Molecular dynamics simulations of mouse ferrochelatase variants: what distorts and orientates the porphyrin

• Published in: Journal of biological inorganic chemistry Vol. 14; no. 7; pp. 1119 - 1128
• Main Authors: Szefczyk, Borys, Cordeiro, M. Natália D. S, Franco, Ricardo, Gomes, José A. N. F
• Format: Journal Article
• Language: English
• Published: Berlin/Heidelberg Berlin/Heidelberg : Springer-Verlag 01.09.2009; Springer-Verlag
• Subjects: Amino Acid Sequence; Animals; Biocatalysis; Biochemistry; Biomedical and Life Sciences; Catalytic Domain; Computational Biology - methods; Computer Simulation; Crystallography, X-Ray; Ferrochelatase - chemistry; Ferrochelatase - genetics; Iron - metabolism; Life Sciences; Mice; Microbiology; Models, Molecular; Molecular Conformation; Molecular Sequence Data; Mutant Proteins - chemistry; Original Paper; Porphyrins - chemistry; Protein Binding; Protein Interaction Domains and Motifs; Sequence Alignment; Iron metabolism; Haem; Heme biosynthesis; Mutagenesis; Chelatase
• ISSN: 0949-8257; 1432-1327
• DOI: 10.1007/s00775-009-0556-y

Molecular dynamics simulations of the wild-type and variant forms of the mouse ferrochelatase in complex with the product (haem) have been performed using the GROMOS96 force field, in the NpT ensemble. Ferrochelatase, the last enzyme in the catalytic pathway of the haem biosynthesis, catalyses the reaction of insertion of a ferrous ion into protoporphyrin IX by distorting the planar geometry of the latter reactant. The simulations presented aim at understanding the role of active-site residues in this catalytic process. Analysis of the simulation trajectories explains the consequences of the mutations introduced and sheds more light on the role of the His209 residue in porphyrin macrocycle distortion. The function of residues coordinating propionate groups of the haem molecule is discussed in terms of stability of the substrate and product complexes.

(Dataset entries)

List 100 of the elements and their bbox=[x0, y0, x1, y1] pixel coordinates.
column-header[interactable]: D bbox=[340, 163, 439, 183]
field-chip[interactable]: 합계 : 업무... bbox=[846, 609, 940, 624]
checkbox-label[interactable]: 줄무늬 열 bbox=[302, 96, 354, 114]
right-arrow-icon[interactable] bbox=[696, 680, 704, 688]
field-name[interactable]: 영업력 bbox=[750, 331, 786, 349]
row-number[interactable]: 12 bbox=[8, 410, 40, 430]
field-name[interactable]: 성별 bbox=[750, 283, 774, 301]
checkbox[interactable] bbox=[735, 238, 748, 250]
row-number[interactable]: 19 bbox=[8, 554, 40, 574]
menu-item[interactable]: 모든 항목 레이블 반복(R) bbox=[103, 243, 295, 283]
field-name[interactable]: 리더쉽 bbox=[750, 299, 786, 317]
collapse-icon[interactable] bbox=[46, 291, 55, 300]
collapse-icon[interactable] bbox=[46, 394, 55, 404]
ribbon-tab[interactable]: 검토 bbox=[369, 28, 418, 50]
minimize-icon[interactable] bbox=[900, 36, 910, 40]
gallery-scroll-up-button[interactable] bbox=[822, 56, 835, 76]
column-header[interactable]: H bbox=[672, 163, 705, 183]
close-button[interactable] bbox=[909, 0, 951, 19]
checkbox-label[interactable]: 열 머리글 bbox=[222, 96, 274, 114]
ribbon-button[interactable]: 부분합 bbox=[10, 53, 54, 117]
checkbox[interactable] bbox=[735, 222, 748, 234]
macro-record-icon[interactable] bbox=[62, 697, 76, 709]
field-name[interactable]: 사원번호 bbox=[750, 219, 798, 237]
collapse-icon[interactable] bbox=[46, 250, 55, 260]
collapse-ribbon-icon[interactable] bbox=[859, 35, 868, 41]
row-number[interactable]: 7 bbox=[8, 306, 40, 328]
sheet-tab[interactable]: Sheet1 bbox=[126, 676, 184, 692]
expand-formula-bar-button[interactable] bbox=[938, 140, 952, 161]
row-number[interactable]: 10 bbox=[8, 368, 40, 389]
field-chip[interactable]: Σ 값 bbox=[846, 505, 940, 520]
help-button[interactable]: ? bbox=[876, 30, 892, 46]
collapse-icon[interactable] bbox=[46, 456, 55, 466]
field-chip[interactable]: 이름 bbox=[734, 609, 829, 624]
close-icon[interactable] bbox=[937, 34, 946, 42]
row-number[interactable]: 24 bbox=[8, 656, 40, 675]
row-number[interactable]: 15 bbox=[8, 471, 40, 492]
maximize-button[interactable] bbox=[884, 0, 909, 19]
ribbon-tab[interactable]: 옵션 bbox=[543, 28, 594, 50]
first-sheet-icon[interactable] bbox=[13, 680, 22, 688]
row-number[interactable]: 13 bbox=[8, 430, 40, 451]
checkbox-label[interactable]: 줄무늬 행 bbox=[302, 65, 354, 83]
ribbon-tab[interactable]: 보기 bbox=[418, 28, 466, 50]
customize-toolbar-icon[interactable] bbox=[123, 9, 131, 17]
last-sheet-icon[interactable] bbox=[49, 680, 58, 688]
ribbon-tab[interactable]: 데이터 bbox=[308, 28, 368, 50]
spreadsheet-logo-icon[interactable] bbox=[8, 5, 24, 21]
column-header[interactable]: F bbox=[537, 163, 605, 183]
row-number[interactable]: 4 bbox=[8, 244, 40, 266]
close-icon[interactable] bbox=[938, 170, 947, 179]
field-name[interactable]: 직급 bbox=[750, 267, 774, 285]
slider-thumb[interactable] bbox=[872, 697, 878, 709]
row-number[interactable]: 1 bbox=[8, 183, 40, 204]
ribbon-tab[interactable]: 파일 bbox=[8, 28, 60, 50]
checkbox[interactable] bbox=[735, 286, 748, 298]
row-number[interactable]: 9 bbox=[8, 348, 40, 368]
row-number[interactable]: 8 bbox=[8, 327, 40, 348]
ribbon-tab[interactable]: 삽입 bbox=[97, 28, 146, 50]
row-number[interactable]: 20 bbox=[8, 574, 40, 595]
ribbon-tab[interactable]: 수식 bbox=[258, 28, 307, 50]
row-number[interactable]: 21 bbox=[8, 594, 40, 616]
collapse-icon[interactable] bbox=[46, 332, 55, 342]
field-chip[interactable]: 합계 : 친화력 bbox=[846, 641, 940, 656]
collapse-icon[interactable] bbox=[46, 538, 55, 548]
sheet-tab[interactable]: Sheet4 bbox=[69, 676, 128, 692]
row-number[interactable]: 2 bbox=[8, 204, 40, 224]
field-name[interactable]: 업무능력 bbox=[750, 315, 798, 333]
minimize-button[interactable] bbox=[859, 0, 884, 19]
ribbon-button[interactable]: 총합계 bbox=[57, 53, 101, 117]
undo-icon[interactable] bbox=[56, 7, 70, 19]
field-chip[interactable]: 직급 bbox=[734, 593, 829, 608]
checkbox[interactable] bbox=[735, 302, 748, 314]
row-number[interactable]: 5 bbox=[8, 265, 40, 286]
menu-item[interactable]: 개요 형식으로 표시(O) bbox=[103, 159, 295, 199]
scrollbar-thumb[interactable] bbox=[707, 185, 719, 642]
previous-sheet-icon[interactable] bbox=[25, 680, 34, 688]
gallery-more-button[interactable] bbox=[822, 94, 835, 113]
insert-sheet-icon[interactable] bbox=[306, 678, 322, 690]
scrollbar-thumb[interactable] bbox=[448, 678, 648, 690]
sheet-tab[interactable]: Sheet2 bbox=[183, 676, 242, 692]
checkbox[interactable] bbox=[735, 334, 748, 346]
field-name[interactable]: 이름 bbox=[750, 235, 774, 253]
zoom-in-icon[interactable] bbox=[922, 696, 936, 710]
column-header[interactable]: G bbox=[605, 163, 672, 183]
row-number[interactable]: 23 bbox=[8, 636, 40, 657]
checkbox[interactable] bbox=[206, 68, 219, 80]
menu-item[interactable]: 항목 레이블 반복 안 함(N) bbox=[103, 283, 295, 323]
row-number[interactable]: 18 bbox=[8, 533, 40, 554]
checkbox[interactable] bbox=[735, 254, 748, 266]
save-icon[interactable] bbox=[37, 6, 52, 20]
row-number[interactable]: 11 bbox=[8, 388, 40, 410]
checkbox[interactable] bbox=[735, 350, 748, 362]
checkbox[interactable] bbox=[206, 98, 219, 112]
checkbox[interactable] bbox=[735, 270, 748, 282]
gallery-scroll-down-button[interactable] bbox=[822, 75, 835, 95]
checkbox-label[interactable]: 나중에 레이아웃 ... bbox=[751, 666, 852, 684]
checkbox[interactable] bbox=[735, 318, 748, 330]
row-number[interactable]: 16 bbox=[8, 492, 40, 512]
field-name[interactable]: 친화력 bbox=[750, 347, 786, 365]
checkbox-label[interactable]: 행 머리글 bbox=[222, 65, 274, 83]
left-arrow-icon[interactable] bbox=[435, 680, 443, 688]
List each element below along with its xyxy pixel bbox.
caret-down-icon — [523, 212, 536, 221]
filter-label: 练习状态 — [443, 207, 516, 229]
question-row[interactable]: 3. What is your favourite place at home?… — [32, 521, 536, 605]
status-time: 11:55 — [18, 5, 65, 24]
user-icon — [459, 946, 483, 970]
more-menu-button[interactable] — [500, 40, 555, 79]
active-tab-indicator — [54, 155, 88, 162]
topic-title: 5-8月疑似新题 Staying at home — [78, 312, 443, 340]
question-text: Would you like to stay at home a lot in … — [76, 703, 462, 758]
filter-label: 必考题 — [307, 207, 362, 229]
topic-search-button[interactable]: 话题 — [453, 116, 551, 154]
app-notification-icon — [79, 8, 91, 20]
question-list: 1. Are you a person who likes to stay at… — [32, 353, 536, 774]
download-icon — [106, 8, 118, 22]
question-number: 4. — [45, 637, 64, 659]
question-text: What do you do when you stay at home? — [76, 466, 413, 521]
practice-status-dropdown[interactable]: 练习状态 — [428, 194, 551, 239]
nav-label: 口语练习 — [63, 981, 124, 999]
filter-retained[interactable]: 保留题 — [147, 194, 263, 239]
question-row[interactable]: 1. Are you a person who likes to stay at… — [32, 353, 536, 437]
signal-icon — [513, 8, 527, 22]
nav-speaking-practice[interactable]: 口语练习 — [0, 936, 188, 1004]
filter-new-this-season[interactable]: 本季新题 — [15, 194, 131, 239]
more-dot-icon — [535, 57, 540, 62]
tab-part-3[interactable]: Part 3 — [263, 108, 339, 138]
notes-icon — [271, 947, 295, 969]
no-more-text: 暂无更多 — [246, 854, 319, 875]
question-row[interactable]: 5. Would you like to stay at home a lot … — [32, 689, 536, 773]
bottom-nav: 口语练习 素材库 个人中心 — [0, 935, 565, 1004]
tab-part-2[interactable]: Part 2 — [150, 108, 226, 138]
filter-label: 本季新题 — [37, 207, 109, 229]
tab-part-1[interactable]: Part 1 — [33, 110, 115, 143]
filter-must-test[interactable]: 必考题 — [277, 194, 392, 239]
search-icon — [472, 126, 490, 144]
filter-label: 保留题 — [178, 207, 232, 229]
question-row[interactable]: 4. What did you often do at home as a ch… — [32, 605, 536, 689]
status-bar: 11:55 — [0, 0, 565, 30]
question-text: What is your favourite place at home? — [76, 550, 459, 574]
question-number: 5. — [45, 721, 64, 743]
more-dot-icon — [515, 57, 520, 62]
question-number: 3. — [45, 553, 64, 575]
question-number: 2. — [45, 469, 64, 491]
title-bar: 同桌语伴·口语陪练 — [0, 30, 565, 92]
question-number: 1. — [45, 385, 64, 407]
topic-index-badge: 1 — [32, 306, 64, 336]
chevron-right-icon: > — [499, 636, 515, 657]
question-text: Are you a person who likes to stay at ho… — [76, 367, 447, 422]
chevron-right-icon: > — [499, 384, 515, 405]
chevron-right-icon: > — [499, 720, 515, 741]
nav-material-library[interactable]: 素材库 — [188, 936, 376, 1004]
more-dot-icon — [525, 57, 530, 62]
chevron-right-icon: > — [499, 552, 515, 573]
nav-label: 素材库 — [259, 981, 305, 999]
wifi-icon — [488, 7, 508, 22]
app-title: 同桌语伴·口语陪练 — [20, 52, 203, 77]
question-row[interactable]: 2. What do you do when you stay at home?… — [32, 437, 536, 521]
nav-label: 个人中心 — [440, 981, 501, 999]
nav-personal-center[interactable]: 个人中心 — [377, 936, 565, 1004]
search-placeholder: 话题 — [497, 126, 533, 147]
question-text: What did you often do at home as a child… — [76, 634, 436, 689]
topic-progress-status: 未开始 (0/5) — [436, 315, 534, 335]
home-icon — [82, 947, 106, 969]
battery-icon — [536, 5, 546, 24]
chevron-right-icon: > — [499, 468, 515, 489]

(To do) According to the ferrochelatase abstract, what were the molecular dynamics simulations meant to clarify? Answer in one to three sentences. You do not need the rows to work on the text.

(Problem solution) The simulations were meant to clarify the role of active-site residues in ferrochelatase's catalytic process. In that process, the enzyme inserts a ferrous ion into protoporphyrin IX by distorting the reactant's planar geometry.